§ **Set exercise**: Will you output all of the data below exactly, omitting the images?

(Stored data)
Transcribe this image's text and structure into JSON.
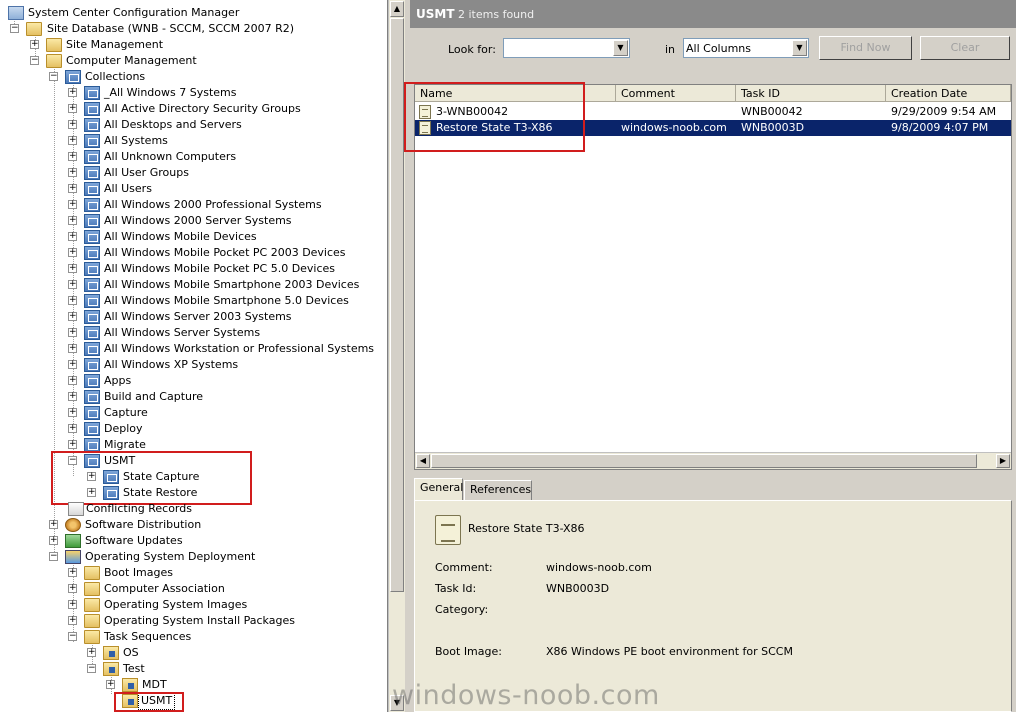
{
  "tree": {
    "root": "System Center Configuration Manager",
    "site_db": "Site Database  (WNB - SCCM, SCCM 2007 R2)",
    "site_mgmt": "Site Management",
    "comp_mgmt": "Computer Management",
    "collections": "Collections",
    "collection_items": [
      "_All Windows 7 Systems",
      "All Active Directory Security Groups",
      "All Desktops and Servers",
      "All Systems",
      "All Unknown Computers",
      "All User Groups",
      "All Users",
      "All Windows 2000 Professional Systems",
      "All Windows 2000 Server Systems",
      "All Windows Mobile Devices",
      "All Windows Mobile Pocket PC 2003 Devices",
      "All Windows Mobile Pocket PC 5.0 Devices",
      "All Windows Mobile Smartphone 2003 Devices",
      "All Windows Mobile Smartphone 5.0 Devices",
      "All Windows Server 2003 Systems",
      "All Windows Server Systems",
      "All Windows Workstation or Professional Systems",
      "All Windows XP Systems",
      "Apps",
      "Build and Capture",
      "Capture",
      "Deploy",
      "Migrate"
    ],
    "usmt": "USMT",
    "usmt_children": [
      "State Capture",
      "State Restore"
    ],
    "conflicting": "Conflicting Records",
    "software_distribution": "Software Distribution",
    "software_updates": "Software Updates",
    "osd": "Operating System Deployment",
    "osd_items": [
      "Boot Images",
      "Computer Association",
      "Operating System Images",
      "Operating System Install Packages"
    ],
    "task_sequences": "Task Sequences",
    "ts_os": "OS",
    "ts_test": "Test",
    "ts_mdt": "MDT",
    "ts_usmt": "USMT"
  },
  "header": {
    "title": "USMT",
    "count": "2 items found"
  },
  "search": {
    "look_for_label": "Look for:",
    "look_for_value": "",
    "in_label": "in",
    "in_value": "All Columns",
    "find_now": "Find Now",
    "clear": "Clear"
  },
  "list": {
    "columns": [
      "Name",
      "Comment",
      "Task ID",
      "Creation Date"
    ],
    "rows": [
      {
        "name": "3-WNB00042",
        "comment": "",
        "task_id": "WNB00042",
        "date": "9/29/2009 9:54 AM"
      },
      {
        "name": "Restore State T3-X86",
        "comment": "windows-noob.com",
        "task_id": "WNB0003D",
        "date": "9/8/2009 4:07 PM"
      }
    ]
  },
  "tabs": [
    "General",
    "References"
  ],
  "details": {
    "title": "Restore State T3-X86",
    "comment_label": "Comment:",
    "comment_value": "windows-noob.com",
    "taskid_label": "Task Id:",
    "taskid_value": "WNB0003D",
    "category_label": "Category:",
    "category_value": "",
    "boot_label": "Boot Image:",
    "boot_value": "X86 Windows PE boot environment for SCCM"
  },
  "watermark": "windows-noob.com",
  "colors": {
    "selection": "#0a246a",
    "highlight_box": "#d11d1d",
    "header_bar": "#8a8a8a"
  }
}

§ **Solution for this problem**:
Transcribe this image's text and structure into JSON.
{
  "tree": {
    "root": "System Center Configuration Manager",
    "site_db": "Site Database  (WNB - SCCM, SCCM 2007 R2)",
    "site_mgmt": "Site Management",
    "comp_mgmt": "Computer Management",
    "collections": "Collections",
    "collection_items": [
      "_All Windows 7 Systems",
      "All Active Directory Security Groups",
      "All Desktops and Servers",
      "All Systems",
      "All Unknown Computers",
      "All User Groups",
      "All Users",
      "All Windows 2000 Professional Systems",
      "All Windows 2000 Server Systems",
      "All Windows Mobile Devices",
      "All Windows Mobile Pocket PC 2003 Devices",
      "All Windows Mobile Pocket PC 5.0 Devices",
      "All Windows Mobile Smartphone 2003 Devices",
      "All Windows Mobile Smartphone 5.0 Devices",
      "All Windows Server 2003 Systems",
      "All Windows Server Systems",
      "All Windows Workstation or Professional Systems",
      "All Windows XP Systems",
      "Apps",
      "Build and Capture",
      "Capture",
      "Deploy",
      "Migrate"
    ],
    "usmt": "USMT",
    "usmt_children": [
      "State Capture",
      "State Restore"
    ],
    "conflicting": "Conflicting Records",
    "software_distribution": "Software Distribution",
    "software_updates": "Software Updates",
    "osd": "Operating System Deployment",
    "osd_items": [
      "Boot Images",
      "Computer Association",
      "Operating System Images",
      "Operating System Install Packages"
    ],
    "task_sequences": "Task Sequences",
    "ts_os": "OS",
    "ts_test": "Test",
    "ts_mdt": "MDT",
    "ts_usmt": "USMT"
  },
  "header": {
    "title": "USMT",
    "count": "2 items found"
  },
  "search": {
    "look_for_label": "Look for:",
    "look_for_value": "",
    "in_label": "in",
    "in_value": "All Columns",
    "find_now": "Find Now",
    "clear": "Clear"
  },
  "list": {
    "columns": [
      "Name",
      "Comment",
      "Task ID",
      "Creation Date"
    ],
    "rows": [
      {
        "name": "3-WNB00042",
        "comment": "",
        "task_id": "WNB00042",
        "date": "9/29/2009 9:54 AM"
      },
      {
        "name": "Restore State T3-X86",
        "comment": "windows-noob.com",
        "task_id": "WNB0003D",
        "date": "9/8/2009 4:07 PM"
      }
    ]
  },
  "tabs": [
    "General",
    "References"
  ],
  "details": {
    "title": "Restore State T3-X86",
    "comment_label": "Comment:",
    "comment_value": "windows-noob.com",
    "taskid_label": "Task Id:",
    "taskid_value": "WNB0003D",
    "category_label": "Category:",
    "category_value": "",
    "boot_label": "Boot Image:",
    "boot_value": "X86 Windows PE boot environment for SCCM"
  },
  "watermark": "windows-noob.com",
  "colors": {
    "selection": "#0a246a",
    "highlight_box": "#d11d1d",
    "header_bar": "#8a8a8a"
  }
}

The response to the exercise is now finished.